> SET EXERCISE
Reproduce verbatim the lines of the data between the line containing "path-text: /Users/mover/Desktop bbox=[513, 193, 632, 207]" and the line containing "lock-badge-icon bbox=[697, 298, 711, 312]", inclusive.

[LISTED ENTRIES start]

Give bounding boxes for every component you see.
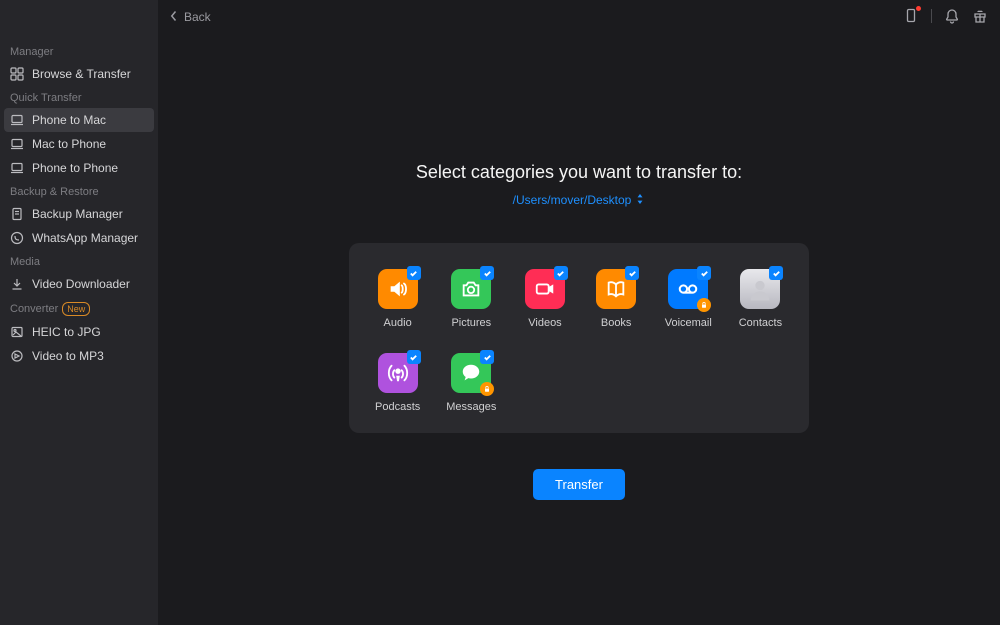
path-text: /Users/mover/Desktop bbox=[513, 193, 632, 207]
category-label: Videos bbox=[528, 317, 561, 329]
device-icon bbox=[10, 137, 24, 151]
sidebar-item-heic-to-jpg[interactable]: HEIC to JPG bbox=[0, 320, 158, 344]
transfer-button[interactable]: Transfer bbox=[533, 469, 625, 500]
category-label: Audio bbox=[384, 317, 412, 329]
topbar-right-icons bbox=[903, 8, 988, 24]
device-icon bbox=[10, 113, 24, 127]
sidebar-section-title: Media bbox=[0, 250, 158, 272]
bell-icon[interactable] bbox=[944, 8, 960, 24]
sidebar-item-phone-to-mac[interactable]: Phone to Mac bbox=[4, 108, 154, 132]
category-contacts[interactable]: Contacts bbox=[738, 269, 783, 329]
category-label: Voicemail bbox=[665, 317, 712, 329]
back-button[interactable]: Back bbox=[170, 10, 211, 25]
category-label: Podcasts bbox=[375, 401, 420, 413]
sidebar-item-label: Video to MP3 bbox=[32, 349, 104, 363]
category-voicemail[interactable]: Voicemail bbox=[665, 269, 712, 329]
voicemail-icon bbox=[668, 269, 708, 309]
category-label: Messages bbox=[446, 401, 496, 413]
sort-arrows-icon bbox=[635, 193, 645, 207]
message-icon bbox=[451, 353, 491, 393]
sidebar-item-label: WhatsApp Manager bbox=[32, 231, 138, 245]
page-title: Select categories you want to transfer t… bbox=[416, 162, 742, 183]
video-icon bbox=[525, 269, 565, 309]
sidebar-item-video-downloader[interactable]: Video Downloader bbox=[0, 272, 158, 296]
category-pictures[interactable]: Pictures bbox=[446, 269, 496, 329]
content: Select categories you want to transfer t… bbox=[158, 34, 1000, 625]
category-grid: Audio Pictures Videos Books Voicemail Contact… bbox=[375, 269, 783, 413]
category-label: Books bbox=[601, 317, 632, 329]
sidebar: Manager Browse & Transfer Quick Transfer Ph… bbox=[0, 0, 158, 625]
notification-dot-icon bbox=[916, 6, 921, 11]
lock-badge-icon bbox=[697, 298, 711, 312]
camera-icon bbox=[451, 269, 491, 309]
back-label: Back bbox=[184, 10, 211, 24]
sidebar-item-browse-transfer[interactable]: Browse & Transfer bbox=[0, 62, 158, 86]
category-messages[interactable]: Messages bbox=[446, 353, 496, 413]
sidebar-item-video-to-mp3[interactable]: Video to MP3 bbox=[0, 344, 158, 368]
chevron-left-icon bbox=[170, 10, 178, 25]
sidebar-item-label: Backup Manager bbox=[32, 207, 123, 221]
category-audio[interactable]: Audio bbox=[375, 269, 420, 329]
sidebar-item-label: Phone to Mac bbox=[32, 113, 106, 127]
grid-icon bbox=[10, 67, 24, 81]
topbar: Back bbox=[158, 0, 1000, 34]
podcast-icon bbox=[378, 353, 418, 393]
sidebar-item-backup-manager[interactable]: Backup Manager bbox=[0, 202, 158, 226]
device-icon bbox=[10, 161, 24, 175]
category-videos[interactable]: Videos bbox=[522, 269, 567, 329]
checkmark-icon bbox=[480, 266, 494, 280]
category-label: Contacts bbox=[739, 317, 782, 329]
sidebar-section-title: Quick Transfer bbox=[0, 86, 158, 108]
gift-icon[interactable] bbox=[972, 8, 988, 24]
speaker-icon bbox=[378, 269, 418, 309]
sidebar-item-whatsapp-manager[interactable]: WhatsApp Manager bbox=[0, 226, 158, 250]
sidebar-item-phone-to-phone[interactable]: Phone to Phone bbox=[0, 156, 158, 180]
category-label: Pictures bbox=[451, 317, 491, 329]
contact-icon bbox=[740, 269, 780, 309]
checkmark-icon bbox=[554, 266, 568, 280]
whatsapp-icon bbox=[10, 231, 24, 245]
checkmark-icon bbox=[769, 266, 783, 280]
checkmark-icon bbox=[697, 266, 711, 280]
sidebar-section-title: Manager bbox=[0, 40, 158, 62]
sidebar-section-title: Backup & Restore bbox=[0, 180, 158, 202]
new-badge: New bbox=[62, 302, 90, 316]
separator bbox=[931, 9, 932, 23]
lock-badge-icon bbox=[480, 382, 494, 396]
convert-icon bbox=[10, 349, 24, 363]
doc-icon bbox=[10, 207, 24, 221]
sidebar-item-label: Browse & Transfer bbox=[32, 67, 131, 81]
download-icon bbox=[10, 277, 24, 291]
main-area: Back Select categories you want to trans… bbox=[158, 0, 1000, 625]
sidebar-section-title: ConverterNew bbox=[0, 296, 158, 320]
device-status-icon[interactable] bbox=[903, 8, 919, 24]
book-icon bbox=[596, 269, 636, 309]
sidebar-item-label: Video Downloader bbox=[32, 277, 130, 291]
destination-path-link[interactable]: /Users/mover/Desktop bbox=[513, 193, 646, 207]
checkmark-icon bbox=[480, 350, 494, 364]
checkmark-icon bbox=[407, 350, 421, 364]
sidebar-item-mac-to-phone[interactable]: Mac to Phone bbox=[0, 132, 158, 156]
sidebar-item-label: Mac to Phone bbox=[32, 137, 106, 151]
category-books[interactable]: Books bbox=[594, 269, 639, 329]
image-icon bbox=[10, 325, 24, 339]
category-podcasts[interactable]: Podcasts bbox=[375, 353, 420, 413]
sidebar-item-label: HEIC to JPG bbox=[32, 325, 101, 339]
category-panel: Audio Pictures Videos Books Voicemail Contact… bbox=[349, 243, 809, 433]
checkmark-icon bbox=[407, 266, 421, 280]
sidebar-item-label: Phone to Phone bbox=[32, 161, 118, 175]
checkmark-icon bbox=[625, 266, 639, 280]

[LISTED ENTRIES end]

> ANSWER FOR THE TASK
path-text: /Users/mover/Desktop bbox=[513, 193, 632, 207]
category-label: Videos bbox=[528, 317, 561, 329]
device-icon bbox=[10, 137, 24, 151]
sidebar-item-heic-to-jpg[interactable]: HEIC to JPG bbox=[0, 320, 158, 344]
transfer-button[interactable]: Transfer bbox=[533, 469, 625, 500]
category-label: Audio bbox=[384, 317, 412, 329]
topbar-right-icons bbox=[903, 8, 988, 24]
device-icon bbox=[10, 113, 24, 127]
sidebar-section-title: Media bbox=[0, 250, 158, 272]
bell-icon[interactable] bbox=[944, 8, 960, 24]
sidebar-item-phone-to-mac[interactable]: Phone to Mac bbox=[4, 108, 154, 132]
category-contacts[interactable]: Contacts bbox=[738, 269, 783, 329]
category-label: Voicemail bbox=[665, 317, 712, 329]
back-button[interactable]: Back bbox=[170, 10, 211, 25]
category-label: Podcasts bbox=[375, 401, 420, 413]
sidebar-item-label: Video to MP3 bbox=[32, 349, 104, 363]
category-voicemail[interactable]: Voicemail bbox=[665, 269, 712, 329]
voicemail-icon bbox=[668, 269, 708, 309]
category-label: Messages bbox=[446, 401, 496, 413]
sort-arrows-icon bbox=[635, 193, 645, 207]
message-icon bbox=[451, 353, 491, 393]
sidebar-item-label: WhatsApp Manager bbox=[32, 231, 138, 245]
page-title: Select categories you want to transfer t… bbox=[416, 162, 742, 183]
video-icon bbox=[525, 269, 565, 309]
sidebar-item-video-downloader[interactable]: Video Downloader bbox=[0, 272, 158, 296]
category-pictures[interactable]: Pictures bbox=[446, 269, 496, 329]
content: Select categories you want to transfer t… bbox=[158, 34, 1000, 625]
category-grid: Audio Pictures Videos Books Voicemail Contact… bbox=[375, 269, 783, 413]
category-label: Books bbox=[601, 317, 632, 329]
sidebar: Manager Browse & Transfer Quick Transfer Ph… bbox=[0, 0, 158, 625]
notification-dot-icon bbox=[916, 6, 921, 11]
lock-badge-icon bbox=[697, 298, 711, 312]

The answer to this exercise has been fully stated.